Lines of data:
━━━━

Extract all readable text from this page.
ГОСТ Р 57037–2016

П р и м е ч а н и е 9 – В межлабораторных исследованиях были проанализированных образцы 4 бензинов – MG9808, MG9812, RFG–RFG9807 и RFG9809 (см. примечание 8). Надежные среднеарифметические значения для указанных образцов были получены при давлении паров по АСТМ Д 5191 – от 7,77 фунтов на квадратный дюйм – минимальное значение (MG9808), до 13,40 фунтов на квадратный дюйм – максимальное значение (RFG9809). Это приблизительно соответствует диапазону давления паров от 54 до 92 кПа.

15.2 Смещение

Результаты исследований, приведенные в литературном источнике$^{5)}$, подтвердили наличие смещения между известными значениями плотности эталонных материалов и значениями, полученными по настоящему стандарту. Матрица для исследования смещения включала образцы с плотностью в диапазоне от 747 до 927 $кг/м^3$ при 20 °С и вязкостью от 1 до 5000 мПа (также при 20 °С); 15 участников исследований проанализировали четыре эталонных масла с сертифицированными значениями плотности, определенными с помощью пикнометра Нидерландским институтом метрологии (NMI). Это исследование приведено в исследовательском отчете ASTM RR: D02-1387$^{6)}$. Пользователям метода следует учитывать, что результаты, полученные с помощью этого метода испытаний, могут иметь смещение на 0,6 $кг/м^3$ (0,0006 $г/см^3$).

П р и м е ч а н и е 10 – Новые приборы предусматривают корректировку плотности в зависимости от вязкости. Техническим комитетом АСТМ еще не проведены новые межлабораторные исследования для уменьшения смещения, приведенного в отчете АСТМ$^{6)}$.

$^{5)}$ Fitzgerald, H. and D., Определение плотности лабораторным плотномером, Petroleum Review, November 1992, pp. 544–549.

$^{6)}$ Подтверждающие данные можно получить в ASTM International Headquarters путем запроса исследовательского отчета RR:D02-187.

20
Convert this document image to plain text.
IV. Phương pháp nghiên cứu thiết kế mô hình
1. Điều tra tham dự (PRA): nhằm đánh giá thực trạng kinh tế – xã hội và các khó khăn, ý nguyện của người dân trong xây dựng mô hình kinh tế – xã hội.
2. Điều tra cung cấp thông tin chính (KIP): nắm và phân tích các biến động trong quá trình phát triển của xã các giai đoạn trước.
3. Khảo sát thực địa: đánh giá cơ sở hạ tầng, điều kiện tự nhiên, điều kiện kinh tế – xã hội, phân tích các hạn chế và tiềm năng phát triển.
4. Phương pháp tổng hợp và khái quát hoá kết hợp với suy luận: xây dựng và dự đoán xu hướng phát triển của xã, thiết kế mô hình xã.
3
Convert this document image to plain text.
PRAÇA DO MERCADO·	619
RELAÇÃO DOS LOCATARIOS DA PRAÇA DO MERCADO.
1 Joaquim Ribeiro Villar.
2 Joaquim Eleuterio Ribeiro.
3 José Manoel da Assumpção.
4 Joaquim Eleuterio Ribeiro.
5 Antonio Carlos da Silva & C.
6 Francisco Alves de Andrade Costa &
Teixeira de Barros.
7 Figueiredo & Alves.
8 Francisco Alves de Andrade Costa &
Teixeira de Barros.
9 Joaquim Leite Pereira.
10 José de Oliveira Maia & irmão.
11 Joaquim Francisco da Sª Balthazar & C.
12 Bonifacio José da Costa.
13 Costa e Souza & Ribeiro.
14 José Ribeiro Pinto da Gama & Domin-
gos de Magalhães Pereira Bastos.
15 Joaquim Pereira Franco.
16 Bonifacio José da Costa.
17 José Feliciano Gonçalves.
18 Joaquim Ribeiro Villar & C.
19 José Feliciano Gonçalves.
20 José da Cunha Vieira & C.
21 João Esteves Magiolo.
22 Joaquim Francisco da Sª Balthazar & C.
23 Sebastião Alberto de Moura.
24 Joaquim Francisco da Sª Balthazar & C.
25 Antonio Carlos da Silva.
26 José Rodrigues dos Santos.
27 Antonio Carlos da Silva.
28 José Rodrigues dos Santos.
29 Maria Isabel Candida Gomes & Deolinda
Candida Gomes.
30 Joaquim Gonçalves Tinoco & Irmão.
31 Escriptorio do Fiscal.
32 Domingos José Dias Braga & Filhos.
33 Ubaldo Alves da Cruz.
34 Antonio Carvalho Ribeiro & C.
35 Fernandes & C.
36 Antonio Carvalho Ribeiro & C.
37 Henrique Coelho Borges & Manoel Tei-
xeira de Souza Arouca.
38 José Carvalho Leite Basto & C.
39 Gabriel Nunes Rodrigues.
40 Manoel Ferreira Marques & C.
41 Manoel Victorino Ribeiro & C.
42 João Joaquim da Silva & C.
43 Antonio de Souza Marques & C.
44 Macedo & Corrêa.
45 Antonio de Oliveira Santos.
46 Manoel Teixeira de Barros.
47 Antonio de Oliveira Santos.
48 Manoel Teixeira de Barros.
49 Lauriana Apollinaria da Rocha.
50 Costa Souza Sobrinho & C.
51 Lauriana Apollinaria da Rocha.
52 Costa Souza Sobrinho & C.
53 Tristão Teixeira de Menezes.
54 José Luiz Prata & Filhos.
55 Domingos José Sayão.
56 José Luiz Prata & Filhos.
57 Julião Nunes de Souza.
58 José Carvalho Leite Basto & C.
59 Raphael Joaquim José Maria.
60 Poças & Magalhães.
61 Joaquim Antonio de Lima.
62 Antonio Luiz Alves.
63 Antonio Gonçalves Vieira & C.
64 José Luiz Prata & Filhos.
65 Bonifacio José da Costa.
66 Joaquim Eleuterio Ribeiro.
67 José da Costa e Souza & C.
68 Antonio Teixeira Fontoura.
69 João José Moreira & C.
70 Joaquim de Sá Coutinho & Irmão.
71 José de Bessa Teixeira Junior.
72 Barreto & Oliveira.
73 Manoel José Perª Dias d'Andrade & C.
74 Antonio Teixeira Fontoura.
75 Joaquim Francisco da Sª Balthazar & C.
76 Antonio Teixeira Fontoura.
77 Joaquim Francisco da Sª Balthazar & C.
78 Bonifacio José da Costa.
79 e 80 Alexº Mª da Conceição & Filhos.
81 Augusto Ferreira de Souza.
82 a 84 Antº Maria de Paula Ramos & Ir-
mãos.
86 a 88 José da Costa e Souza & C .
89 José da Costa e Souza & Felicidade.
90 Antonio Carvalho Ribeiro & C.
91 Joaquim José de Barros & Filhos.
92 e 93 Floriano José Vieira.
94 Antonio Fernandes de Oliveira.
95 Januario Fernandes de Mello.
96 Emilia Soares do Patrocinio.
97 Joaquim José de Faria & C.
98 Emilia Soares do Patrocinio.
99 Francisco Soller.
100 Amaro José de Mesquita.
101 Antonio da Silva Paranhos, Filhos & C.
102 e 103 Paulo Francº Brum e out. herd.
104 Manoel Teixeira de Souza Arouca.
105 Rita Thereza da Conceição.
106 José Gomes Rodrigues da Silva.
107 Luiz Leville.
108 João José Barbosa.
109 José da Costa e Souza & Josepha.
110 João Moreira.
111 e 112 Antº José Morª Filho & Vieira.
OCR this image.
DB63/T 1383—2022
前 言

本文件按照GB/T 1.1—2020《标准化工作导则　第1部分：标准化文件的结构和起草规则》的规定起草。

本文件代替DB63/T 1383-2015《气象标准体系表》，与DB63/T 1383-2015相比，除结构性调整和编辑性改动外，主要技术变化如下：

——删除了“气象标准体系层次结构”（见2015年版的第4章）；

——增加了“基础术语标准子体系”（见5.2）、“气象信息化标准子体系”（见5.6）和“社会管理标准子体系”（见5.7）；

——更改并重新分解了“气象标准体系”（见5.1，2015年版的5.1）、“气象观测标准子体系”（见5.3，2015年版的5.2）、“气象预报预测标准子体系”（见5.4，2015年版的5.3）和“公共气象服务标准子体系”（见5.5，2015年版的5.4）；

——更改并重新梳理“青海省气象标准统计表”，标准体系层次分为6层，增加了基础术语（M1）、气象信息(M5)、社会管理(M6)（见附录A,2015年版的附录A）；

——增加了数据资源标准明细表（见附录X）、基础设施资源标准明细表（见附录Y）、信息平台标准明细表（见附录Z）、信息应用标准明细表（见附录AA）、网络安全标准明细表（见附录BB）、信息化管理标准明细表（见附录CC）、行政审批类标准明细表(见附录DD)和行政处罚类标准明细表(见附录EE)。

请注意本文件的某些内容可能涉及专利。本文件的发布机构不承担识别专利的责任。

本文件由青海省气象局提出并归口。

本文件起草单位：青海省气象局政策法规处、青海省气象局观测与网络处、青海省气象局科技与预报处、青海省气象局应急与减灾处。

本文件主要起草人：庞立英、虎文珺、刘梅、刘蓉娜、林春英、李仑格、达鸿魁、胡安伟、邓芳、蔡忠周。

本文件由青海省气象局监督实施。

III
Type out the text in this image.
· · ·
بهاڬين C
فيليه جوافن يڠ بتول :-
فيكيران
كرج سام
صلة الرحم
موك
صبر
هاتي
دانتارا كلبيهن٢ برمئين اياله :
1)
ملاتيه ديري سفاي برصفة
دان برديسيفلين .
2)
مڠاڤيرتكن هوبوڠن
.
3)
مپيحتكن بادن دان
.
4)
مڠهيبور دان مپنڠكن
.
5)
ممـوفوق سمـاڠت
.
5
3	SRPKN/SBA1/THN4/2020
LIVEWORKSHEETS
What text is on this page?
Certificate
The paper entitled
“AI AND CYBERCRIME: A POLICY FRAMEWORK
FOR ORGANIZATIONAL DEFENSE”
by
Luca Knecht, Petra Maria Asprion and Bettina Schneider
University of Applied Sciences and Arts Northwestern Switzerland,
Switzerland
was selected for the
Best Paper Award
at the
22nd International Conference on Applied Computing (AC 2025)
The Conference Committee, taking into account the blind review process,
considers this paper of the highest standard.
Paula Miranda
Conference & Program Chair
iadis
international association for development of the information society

━━━━

What this task involves:
Copy out every line from the one containing "Type out the text in this image." to the end of the material, both ends included.

Solution to the exercise:
Type out the text in this image.
· · ·
بهاڬين C
فيليه جوافن يڠ بتول :-
فيكيران
كرج سام
صلة الرحم
موك
صبر
هاتي
دانتارا كلبيهن٢ برمئين اياله :
1)
ملاتيه ديري سفاي برصفة
دان برديسيفلين .
2)
مڠاڤيرتكن هوبوڠن
.
3)
مپيحتكن بادن دان
.
4)
مڠهيبور دان مپنڠكن
.
5)
ممـوفوق سمـاڠت
.
5
3	SRPKN/SBA1/THN4/2020
LIVEWORKSHEETS
What text is on this page?
Certificate
The paper entitled
“AI AND CYBERCRIME: A POLICY FRAMEWORK
FOR ORGANIZATIONAL DEFENSE”
by
Luca Knecht, Petra Maria Asprion and Bettina Schneider
University of Applied Sciences and Arts Northwestern Switzerland,
Switzerland
was selected for the
Best Paper Award
at the
22nd International Conference on Applied Computing (AC 2025)
The Conference Committee, taking into account the blind review process,
considers this paper of the highest standard.
Paula Miranda
Conference & Program Chair
iadis
international association for development of the information society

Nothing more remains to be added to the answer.